### [課題 A]
公社の講演に関する例会報告について、次の問いに答えよ。
(i) 鈴木哲也氏は公社のどの部署の課長代理か。
(ii) 研修の開催方法はいつから全面オンラインに変わったか。
(iii) 新型コロナウイルス関連事業のうち、利用事業者がとても多いのはどの事業か。
### [課題 B]
公社の講演に関する例会報告の「人材支援の中核事業としては、」から「連事業などが、さらに拡充される予定です。」までを、「受講者総数」を「受講者数」に置き換えて書き直せ。
### [課題 C]
公社の講演に関する例会報告を、最後の文の後から書き継げ。

1. HOME
  2. Members
  3. 中小企業施策研究会2月例会 東京都中小企業振興公社における支援施策の最新動向

中小企業施策研究会2月例会 東京都中小企業振興公社における支援施策の最新動向

2月15日(火)の例会では、東京都中小企業振興公社(以下、公社)の総合支援部企業人材支援課の課長代理である鈴木哲也氏をお招きし、「東京都中小企業振興公社の注力事業」と題して講演いただきました。

講師を務めていただいた鈴木氏は中小企業診断士の資格を保有し、以前は当研究会の会員であった縁もあり、卒業後も毎年講演をいただき、好評を博しています。公社では中小企業を対象に、総合相談や専門化派遣、デザイン、事業再生、創業ベンチャー、産学連携などの多様な経験と実績を積み重ねられています。今回の講演では、主に現在の所属課である人材支援事業や公社全体の注力事業、新型コロナウイルス関連事業について、解説いただきました。

人材支援の中核事業としては、年間100件以上の研修を開催しており、コロナ禍の影響を鑑みて、令和2年6月から開催方法を全面オンラインに変更しています。令和2年度はコロナ前と比較して受講者総数が落ち込みましたが、オンライン受講の浸透に伴って、令和3年度はコロナ前以上の受講者総数に達する見込みとなっています。

公社全体の注力事業としては、「政策課題専門家派遣事業」、「新しい日常対応事業」、「デジタル技術活用事業」、「グローバル人材支援事業」、「戦略的イノベーション事業」「地域資源活用」「職人ステップアップ事業」など、時代の先を見据えた経営課題の解決に有益な事業について、ご説明いただきました。令和4年度においては、DX関連事業などが、さらに拡充される予定です。

新型コロナウイルス関連事業としては、主に3つの軸で展開されています。1つめは、感染防止ガイドラインに沿った取り組みを支援する事業。2つめは、飲食店を対象とする事業。3つめは一時支援金の受給事業者向けの事業となっています。特に、時短営業の要請などで影響が大きい飲食店向けの事業は手厚くなっており、利用事業者がとても多い状況です。

### [記録]
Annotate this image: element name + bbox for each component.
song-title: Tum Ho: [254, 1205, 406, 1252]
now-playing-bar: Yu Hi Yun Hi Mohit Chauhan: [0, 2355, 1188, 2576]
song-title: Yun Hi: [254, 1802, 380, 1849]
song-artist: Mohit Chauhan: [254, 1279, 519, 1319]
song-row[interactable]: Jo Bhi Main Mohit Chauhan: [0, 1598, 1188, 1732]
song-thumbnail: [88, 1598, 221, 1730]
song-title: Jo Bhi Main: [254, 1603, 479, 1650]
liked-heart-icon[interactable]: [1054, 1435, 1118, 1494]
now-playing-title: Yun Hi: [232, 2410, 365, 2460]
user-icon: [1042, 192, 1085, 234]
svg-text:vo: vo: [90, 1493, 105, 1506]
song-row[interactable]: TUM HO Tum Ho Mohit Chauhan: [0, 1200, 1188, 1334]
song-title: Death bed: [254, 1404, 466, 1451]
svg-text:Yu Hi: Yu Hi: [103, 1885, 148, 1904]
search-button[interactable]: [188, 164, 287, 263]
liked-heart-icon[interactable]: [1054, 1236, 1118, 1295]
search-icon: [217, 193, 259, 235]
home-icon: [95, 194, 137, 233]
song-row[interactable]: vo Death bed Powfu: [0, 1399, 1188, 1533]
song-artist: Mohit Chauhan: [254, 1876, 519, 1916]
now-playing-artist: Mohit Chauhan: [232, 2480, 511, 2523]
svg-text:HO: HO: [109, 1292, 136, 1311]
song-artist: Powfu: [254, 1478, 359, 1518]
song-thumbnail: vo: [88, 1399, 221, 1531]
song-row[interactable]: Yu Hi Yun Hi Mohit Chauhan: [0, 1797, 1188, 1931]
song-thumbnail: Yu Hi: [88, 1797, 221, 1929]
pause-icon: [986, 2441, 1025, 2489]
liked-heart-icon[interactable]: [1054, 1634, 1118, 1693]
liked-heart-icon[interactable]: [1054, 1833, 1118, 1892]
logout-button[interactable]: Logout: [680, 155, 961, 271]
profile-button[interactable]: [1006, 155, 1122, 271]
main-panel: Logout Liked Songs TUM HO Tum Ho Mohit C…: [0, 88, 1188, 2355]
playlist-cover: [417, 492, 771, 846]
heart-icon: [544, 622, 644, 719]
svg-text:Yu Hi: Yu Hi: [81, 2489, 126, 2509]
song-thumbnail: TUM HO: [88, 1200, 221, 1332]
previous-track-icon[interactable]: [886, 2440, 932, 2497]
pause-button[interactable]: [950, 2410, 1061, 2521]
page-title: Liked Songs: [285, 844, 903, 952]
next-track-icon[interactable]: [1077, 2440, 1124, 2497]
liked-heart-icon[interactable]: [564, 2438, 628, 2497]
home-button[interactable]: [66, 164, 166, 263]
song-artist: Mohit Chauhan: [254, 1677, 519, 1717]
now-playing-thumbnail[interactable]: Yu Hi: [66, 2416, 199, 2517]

### [解答 A]
(i) 総合支援部企業人材支援課
(ii) 令和2年6月から
(iii) 飲食店を対象とする事業

### [解答 B]
人材支援の中核事業としては、年間100件以上の研修を開催しており、コロナ禍の影響を鑑みて、令和2年6月から開催方法を全面オンラインに変更しています。令和2年度はコロナ前と比較して受講者数が落ち込みましたが、オンライン受講の浸透に伴って、令和3年度はコロナ前以上の受講者数に達する見込みとなっています。

公社全体の注力事業としては、「政策課題専門家派遣事業」、「新しい日常対応事業」、「デジタル技術活用事業」、「グローバル人材支援事業」、「戦略的イノベーション事業」「地域資源活用」「職人ステップアップ事業」など、時代の先を見据えた経営課題の解決に有益な事業について、ご説明いただきました。令和4年度においては、DX関連事業などが、さらに拡充される予定です。

### [解答 C]
恒例となっている公社の委嘱関係の採用関連についても情報提供がありました。例年、年末から募集が随時開始されますが、近年は募集案件が増加しています。要因としては、コロナ禍で社会の価値観が大きく変化し、新規事業の展開が増えていることや公募採用の流れにシフトしている点が挙げられます。

講義の後は、公社の各種支援施策の立案に際しての国との住み分けや、コロナ禍での支援方法(訪問、オンライン)の実情などについて、講師を交えて活発な意見交換がなされました。

中小企業診断士は、専門的知識の活用とともに、企業と行政、企業と金融機関などのパイプ役、中小企業への施策の適切な活用支援まで、幅広い活動に対応できる知識や能力が求められています。コロナ禍の影響が長期化し、中小企業への支援施策が過去に類を見ないほど豊富に展開されているなか、事業者自身で最適な支援施策を選択し、活用に至るのは容易ではありません。私たち中小企業診断士が常に最新情報をキャッチアップしながら、中小企業が時代の大きな変化に適応していくために有効な支援施策の活用サポートの役割を果たすことが重要であると改めて感じた例会になりました。